■ **Task to complete**
Copy out each line containing "España" from the entries below.

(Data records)
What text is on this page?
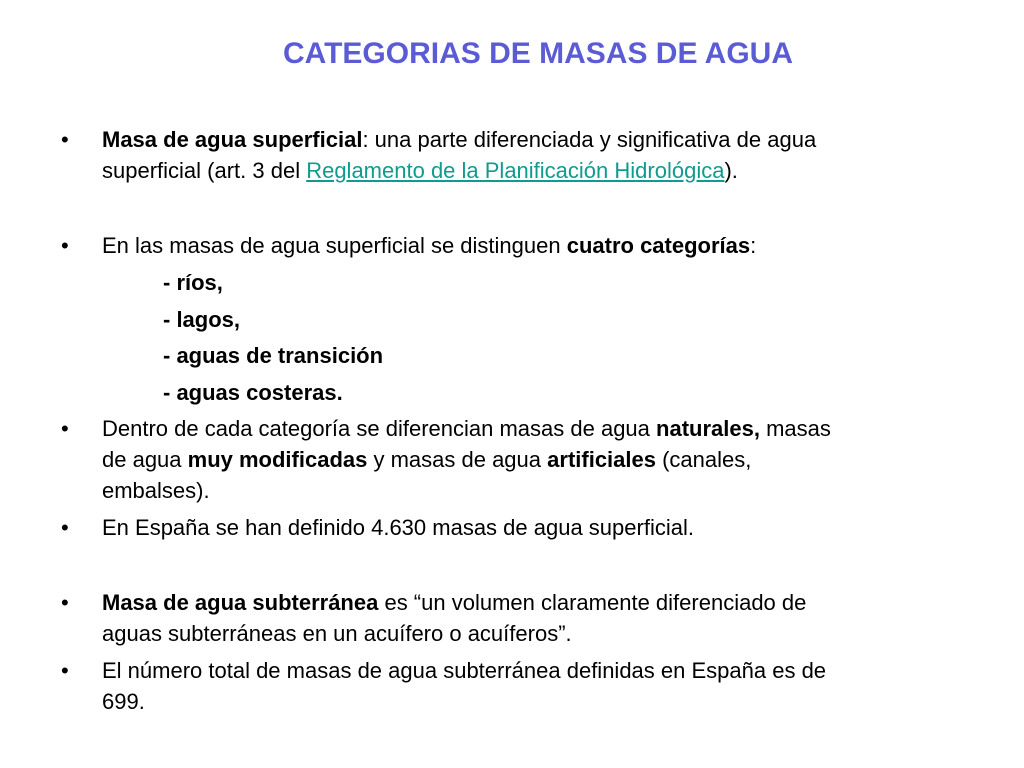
CATEGORIAS DE MASAS DE AGUA
• Masa de agua superficial: una parte diferenciada y significativa de agua
superficial (art. 3 del Reglamento de la Planificación Hidrológica).
• En las masas de agua superficial se distinguen cuatro categorías:
- ríos,
- lagos,
- aguas de transición
- aguas costeras.
• Dentro de cada categoría se diferencian masas de agua naturales, masas
de agua muy modificadas y masas de agua artificiales (canales,
embalses).
• En España se han definido 4.630 masas de agua superficial.
• Masa de agua subterránea es “un volumen claramente diferenciado de
aguas subterráneas en un acuífero o acuíferos”.
• El número total de masas de agua subterránea definidas en España es de
699.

■ **Solution**
• En España se han definido 4.630 masas de agua superficial.
• El número total de masas de agua subterránea definidas en España es de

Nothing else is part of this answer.